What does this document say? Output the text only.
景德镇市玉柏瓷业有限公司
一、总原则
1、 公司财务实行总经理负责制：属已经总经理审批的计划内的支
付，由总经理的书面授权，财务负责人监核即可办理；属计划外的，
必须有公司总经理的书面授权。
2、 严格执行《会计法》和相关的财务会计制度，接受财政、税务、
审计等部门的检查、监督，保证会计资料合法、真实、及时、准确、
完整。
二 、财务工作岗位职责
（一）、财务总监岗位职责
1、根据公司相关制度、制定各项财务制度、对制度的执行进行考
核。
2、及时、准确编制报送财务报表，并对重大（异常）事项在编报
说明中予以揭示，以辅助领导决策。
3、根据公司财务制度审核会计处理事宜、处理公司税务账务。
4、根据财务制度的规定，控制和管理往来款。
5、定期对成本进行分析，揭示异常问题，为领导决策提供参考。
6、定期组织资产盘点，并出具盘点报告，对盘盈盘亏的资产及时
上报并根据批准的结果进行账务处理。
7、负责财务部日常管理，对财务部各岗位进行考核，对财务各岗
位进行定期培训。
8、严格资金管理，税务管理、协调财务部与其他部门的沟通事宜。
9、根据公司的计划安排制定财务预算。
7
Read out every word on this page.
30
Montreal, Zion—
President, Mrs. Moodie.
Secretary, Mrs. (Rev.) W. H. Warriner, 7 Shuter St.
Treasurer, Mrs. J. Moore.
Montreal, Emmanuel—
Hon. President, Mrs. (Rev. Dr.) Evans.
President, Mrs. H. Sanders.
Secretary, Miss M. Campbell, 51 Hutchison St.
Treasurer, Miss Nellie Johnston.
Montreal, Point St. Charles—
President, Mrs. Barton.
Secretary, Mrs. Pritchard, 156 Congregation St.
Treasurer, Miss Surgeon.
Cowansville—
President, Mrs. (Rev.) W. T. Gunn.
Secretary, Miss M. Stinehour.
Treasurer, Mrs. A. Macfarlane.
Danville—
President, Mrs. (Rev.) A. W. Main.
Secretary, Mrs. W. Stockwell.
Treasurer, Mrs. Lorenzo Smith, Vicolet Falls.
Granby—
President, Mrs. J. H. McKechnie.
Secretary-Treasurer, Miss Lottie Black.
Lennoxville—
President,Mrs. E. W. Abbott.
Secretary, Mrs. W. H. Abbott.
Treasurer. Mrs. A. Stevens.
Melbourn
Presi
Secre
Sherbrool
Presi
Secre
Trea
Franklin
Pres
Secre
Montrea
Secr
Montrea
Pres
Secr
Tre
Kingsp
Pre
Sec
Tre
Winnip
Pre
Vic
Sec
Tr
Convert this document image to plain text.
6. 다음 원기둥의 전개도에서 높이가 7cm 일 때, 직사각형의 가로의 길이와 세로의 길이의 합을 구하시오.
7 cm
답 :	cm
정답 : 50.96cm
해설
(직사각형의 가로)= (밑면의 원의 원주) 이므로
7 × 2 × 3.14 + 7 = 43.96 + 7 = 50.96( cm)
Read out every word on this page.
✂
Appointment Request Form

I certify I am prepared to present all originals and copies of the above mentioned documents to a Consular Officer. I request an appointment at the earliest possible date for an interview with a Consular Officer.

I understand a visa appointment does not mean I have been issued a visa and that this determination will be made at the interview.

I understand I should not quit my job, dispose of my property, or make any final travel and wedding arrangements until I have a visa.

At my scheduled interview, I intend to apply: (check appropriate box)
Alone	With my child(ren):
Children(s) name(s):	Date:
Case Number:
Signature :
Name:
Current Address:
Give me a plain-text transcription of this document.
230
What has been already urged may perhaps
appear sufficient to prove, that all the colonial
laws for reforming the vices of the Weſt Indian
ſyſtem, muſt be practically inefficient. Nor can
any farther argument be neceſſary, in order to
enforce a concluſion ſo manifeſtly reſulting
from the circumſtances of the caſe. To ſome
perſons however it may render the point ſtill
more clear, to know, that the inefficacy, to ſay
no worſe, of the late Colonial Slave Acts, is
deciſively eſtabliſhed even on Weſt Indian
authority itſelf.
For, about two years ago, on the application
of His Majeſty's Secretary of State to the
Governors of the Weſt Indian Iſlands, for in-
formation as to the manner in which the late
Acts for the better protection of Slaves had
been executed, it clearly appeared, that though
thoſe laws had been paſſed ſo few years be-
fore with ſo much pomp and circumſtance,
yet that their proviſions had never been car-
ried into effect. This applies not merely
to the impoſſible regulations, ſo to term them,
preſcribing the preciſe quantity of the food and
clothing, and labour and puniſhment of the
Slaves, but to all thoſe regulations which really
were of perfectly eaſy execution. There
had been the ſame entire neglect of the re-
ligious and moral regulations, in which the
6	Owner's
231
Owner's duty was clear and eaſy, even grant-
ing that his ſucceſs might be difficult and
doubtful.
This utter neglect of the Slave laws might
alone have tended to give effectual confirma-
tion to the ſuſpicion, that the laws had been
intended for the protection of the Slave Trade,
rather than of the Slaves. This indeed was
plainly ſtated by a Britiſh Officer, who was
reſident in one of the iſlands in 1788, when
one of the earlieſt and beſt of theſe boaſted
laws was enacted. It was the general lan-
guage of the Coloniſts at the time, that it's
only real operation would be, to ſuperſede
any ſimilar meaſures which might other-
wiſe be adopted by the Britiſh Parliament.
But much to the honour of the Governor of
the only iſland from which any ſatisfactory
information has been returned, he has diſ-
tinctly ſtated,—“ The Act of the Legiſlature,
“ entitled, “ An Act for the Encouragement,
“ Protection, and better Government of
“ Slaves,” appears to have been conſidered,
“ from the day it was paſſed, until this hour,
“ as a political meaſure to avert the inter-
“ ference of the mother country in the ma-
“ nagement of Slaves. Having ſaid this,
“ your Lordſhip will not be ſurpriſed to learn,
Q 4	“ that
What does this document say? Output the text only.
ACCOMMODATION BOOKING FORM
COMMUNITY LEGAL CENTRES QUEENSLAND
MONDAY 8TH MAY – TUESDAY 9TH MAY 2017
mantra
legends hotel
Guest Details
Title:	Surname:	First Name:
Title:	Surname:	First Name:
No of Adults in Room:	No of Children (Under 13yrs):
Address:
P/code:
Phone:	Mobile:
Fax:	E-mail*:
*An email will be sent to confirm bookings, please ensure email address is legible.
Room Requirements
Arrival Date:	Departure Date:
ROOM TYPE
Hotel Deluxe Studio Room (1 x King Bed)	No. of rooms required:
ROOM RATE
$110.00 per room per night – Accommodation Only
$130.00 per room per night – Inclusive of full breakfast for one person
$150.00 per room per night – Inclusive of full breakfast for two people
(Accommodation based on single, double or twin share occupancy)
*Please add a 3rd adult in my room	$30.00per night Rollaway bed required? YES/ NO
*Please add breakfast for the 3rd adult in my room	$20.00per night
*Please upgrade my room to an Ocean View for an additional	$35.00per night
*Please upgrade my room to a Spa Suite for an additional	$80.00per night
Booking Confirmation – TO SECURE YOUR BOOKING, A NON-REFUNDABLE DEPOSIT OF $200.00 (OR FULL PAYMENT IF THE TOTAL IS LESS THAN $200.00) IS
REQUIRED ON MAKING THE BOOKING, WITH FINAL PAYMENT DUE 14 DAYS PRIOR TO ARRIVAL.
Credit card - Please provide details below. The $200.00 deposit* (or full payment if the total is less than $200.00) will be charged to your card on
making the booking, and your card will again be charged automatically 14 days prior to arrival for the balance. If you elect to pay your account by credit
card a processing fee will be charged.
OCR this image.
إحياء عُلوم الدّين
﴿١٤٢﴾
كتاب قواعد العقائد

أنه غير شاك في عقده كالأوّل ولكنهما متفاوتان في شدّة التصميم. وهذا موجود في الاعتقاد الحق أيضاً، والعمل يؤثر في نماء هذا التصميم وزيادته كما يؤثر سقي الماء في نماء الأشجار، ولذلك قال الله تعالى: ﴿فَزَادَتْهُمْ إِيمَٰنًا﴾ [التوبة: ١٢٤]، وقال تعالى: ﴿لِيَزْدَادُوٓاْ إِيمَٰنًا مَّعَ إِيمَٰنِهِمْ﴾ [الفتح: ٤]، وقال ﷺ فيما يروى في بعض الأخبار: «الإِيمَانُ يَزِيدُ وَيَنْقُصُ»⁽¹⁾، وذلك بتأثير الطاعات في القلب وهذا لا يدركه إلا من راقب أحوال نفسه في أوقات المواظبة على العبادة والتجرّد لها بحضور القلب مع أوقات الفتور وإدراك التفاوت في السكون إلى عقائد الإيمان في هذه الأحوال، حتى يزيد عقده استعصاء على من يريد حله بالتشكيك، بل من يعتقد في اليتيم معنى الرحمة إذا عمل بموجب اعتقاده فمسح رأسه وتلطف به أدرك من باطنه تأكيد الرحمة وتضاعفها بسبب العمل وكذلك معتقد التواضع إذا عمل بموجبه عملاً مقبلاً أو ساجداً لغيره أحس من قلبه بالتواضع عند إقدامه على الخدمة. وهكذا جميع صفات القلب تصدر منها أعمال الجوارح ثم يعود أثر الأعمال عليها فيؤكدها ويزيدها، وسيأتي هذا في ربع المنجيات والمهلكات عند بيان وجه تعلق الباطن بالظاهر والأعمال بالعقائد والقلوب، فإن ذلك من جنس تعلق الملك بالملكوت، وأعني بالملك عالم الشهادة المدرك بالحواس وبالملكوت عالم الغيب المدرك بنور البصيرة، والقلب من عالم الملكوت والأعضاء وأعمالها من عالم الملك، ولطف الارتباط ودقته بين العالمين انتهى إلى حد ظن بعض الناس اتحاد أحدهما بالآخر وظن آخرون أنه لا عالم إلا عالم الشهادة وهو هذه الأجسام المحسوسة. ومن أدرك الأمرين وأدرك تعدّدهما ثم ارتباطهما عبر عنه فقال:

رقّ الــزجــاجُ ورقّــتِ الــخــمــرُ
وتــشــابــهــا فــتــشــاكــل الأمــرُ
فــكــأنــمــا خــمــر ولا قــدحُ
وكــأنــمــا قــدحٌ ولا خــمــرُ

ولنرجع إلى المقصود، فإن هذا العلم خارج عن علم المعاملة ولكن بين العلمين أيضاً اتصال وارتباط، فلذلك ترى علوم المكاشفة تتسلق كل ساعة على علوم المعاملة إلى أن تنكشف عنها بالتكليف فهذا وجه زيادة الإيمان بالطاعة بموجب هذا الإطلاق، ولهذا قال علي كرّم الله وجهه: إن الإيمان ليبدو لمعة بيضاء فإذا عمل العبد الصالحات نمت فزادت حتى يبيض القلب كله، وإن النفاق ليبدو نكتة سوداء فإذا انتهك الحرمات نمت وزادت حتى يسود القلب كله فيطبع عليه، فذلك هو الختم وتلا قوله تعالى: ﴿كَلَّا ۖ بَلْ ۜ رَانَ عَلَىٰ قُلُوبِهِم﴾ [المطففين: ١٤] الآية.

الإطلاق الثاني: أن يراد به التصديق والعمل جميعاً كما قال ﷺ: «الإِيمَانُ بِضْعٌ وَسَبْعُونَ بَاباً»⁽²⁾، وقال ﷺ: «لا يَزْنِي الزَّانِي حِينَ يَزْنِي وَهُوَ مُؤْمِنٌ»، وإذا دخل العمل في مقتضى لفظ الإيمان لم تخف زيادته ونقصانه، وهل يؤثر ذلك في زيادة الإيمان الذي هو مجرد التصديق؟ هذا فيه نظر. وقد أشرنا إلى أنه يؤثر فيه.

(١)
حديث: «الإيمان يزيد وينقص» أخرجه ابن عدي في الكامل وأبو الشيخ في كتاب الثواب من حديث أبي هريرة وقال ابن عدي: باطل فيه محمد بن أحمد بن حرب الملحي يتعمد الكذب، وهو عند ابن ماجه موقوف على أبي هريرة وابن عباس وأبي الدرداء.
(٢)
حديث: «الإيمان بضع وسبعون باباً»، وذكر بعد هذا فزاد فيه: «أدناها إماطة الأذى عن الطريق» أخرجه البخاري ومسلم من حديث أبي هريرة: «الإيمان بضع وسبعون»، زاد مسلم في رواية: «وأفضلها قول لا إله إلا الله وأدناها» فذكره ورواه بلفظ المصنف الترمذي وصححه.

+--

## Task goal
Copy out every line in the entries above that holds "Treasurer".

## Written solution
Treasurer, Mrs. J. Moore.
Treasurer, Miss Nellie Johnston.
Treasurer, Miss Surgeon.
Treasurer, Mrs. A. Macfarlane.
Treasurer, Mrs. Lorenzo Smith, Vicolet Falls.
Secretary-Treasurer, Miss Lottie Black.
Treasurer. Mrs. A. Stevens.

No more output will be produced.